Omit every image, and transcribe the remaining entries exactly as given.

RAW RECORDS:
>>>>
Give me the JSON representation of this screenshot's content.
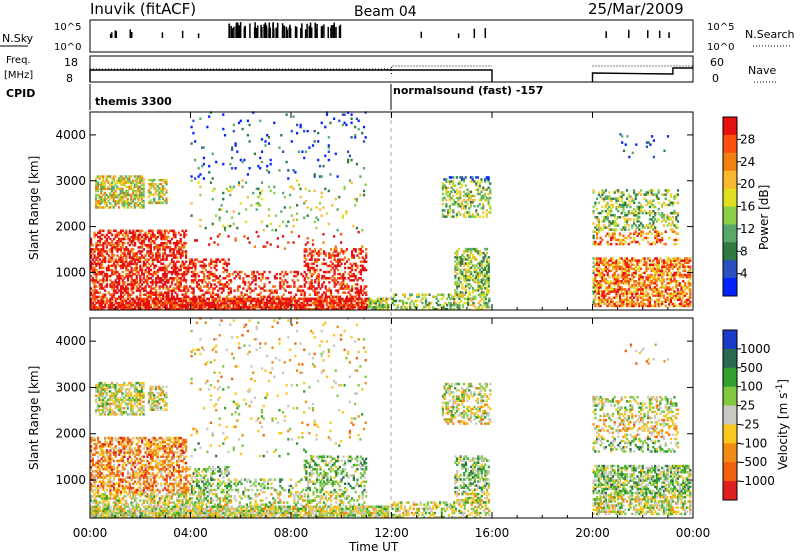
{
  "header": {
    "station": "Inuvik (fitACF)",
    "beam": "Beam 04",
    "date": "25/Mar/2009"
  },
  "top_panels": {
    "nsky_label": "N.Sky",
    "nsky_ticks": [
      "10^5",
      "10^0"
    ],
    "nsearch_label": "N.Search",
    "nsearch_ticks": [
      "10^5",
      "10^0"
    ],
    "freq_label": "Freq.",
    "freq_unit": "[MHz]",
    "freq_ticks": [
      "18",
      "8"
    ],
    "nave_label": "Nave",
    "nave_ticks": [
      "60",
      "0"
    ],
    "cpid_label": "CPID",
    "cpid_segments": [
      "themis 3300",
      "normalsound (fast) -157"
    ]
  },
  "chart_data": [
    {
      "type": "heatmap",
      "name": "power",
      "ylabel": "Slant Range [km]",
      "xlabel": "Time UT",
      "ylim": [
        180,
        4500
      ],
      "yticks": [
        "1000",
        "2000",
        "3000",
        "4000"
      ],
      "xticks": [
        "00:00",
        "04:00",
        "08:00",
        "12:00",
        "16:00",
        "20:00",
        "00:00"
      ],
      "colorbar_label": "Power [dB]",
      "colorbar_ticks": [
        "28",
        "24",
        "20",
        "16",
        "12",
        "8",
        "4"
      ],
      "colors": [
        "#0022ff",
        "#2a4fc0",
        "#2e7a40",
        "#58a86a",
        "#8cd04a",
        "#e0e020",
        "#f8b830",
        "#f08010",
        "#ff5010",
        "#e61010"
      ]
    },
    {
      "type": "heatmap",
      "name": "velocity",
      "ylabel": "Slant Range [km]",
      "xlabel": "Time UT",
      "ylim": [
        180,
        4500
      ],
      "yticks": [
        "1000",
        "2000",
        "3000",
        "4000"
      ],
      "xticks": [
        "00:00",
        "04:00",
        "08:00",
        "12:00",
        "16:00",
        "20:00",
        "00:00"
      ],
      "colorbar_label": "Velocity [m s^-1]",
      "colorbar_ticks": [
        "1000",
        "500",
        "100",
        "25",
        "-25",
        "-100",
        "-500",
        "-1000"
      ],
      "colors": [
        "#1a3cc8",
        "#2a6a50",
        "#30a030",
        "#80c840",
        "#c8c8c0",
        "#f8c820",
        "#f08c14",
        "#f06010",
        "#e02020"
      ]
    }
  ]
}
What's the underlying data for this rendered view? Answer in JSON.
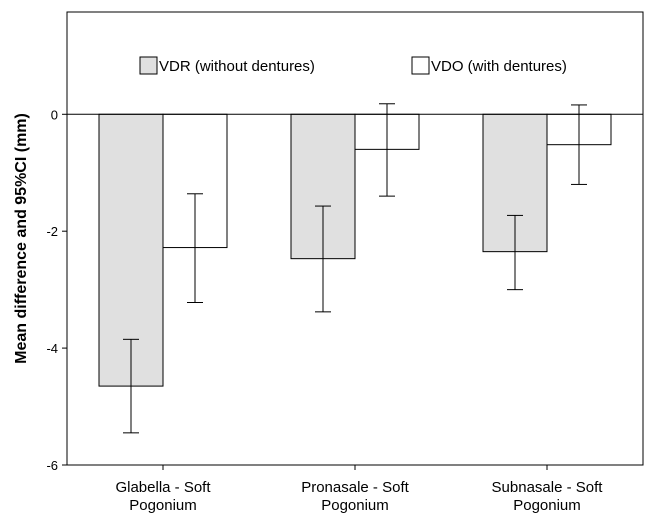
<<<<
RESULT OF THIS EXERCISE:
Give me the JSON representation of this screenshot's content.
{
  "header": {
    "station": "Inuvik (fitACF)",
    "beam": "Beam 04",
    "date": "25/Mar/2009"
  },
  "top_panels": {
    "nsky_label": "N.Sky",
    "nsky_ticks": [
      "10^5",
      "10^0"
    ],
    "nsearch_label": "N.Search",
    "nsearch_ticks": [
      "10^5",
      "10^0"
    ],
    "freq_label": "Freq.",
    "freq_unit": "[MHz]",
    "freq_ticks": [
      "18",
      "8"
    ],
    "nave_label": "Nave",
    "nave_ticks": [
      "60",
      "0"
    ],
    "cpid_label": "CPID",
    "cpid_segments": [
      "themis 3300",
      "normalsound (fast) -157"
    ]
  },
  "chart_data": [
    {
      "type": "heatmap",
      "name": "power",
      "ylabel": "Slant Range [km]",
      "xlabel": "Time UT",
      "ylim": [
        180,
        4500
      ],
      "yticks": [
        "1000",
        "2000",
        "3000",
        "4000"
      ],
      "xticks": [
        "00:00",
        "04:00",
        "08:00",
        "12:00",
        "16:00",
        "20:00",
        "00:00"
      ],
      "colorbar_label": "Power [dB]",
      "colorbar_ticks": [
        "28",
        "24",
        "20",
        "16",
        "12",
        "8",
        "4"
      ],
      "colors": [
        "#0022ff",
        "#2a4fc0",
        "#2e7a40",
        "#58a86a",
        "#8cd04a",
        "#e0e020",
        "#f8b830",
        "#f08010",
        "#ff5010",
        "#e61010"
      ]
    },
    {
      "type": "heatmap",
      "name": "velocity",
      "ylabel": "Slant Range [km]",
      "xlabel": "Time UT",
      "ylim": [
        180,
        4500
      ],
      "yticks": [
        "1000",
        "2000",
        "3000",
        "4000"
      ],
      "xticks": [
        "00:00",
        "04:00",
        "08:00",
        "12:00",
        "16:00",
        "20:00",
        "00:00"
      ],
      "colorbar_label": "Velocity [m s^-1]",
      "colorbar_ticks": [
        "1000",
        "500",
        "100",
        "25",
        "-25",
        "-100",
        "-500",
        "-1000"
      ],
      "colors": [
        "#1a3cc8",
        "#2a6a50",
        "#30a030",
        "#80c840",
        "#c8c8c0",
        "#f8c820",
        "#f08c14",
        "#f06010",
        "#e02020"
      ]
    }
  ]
}
What's the underlying data for this rendered view? Answer in JSON.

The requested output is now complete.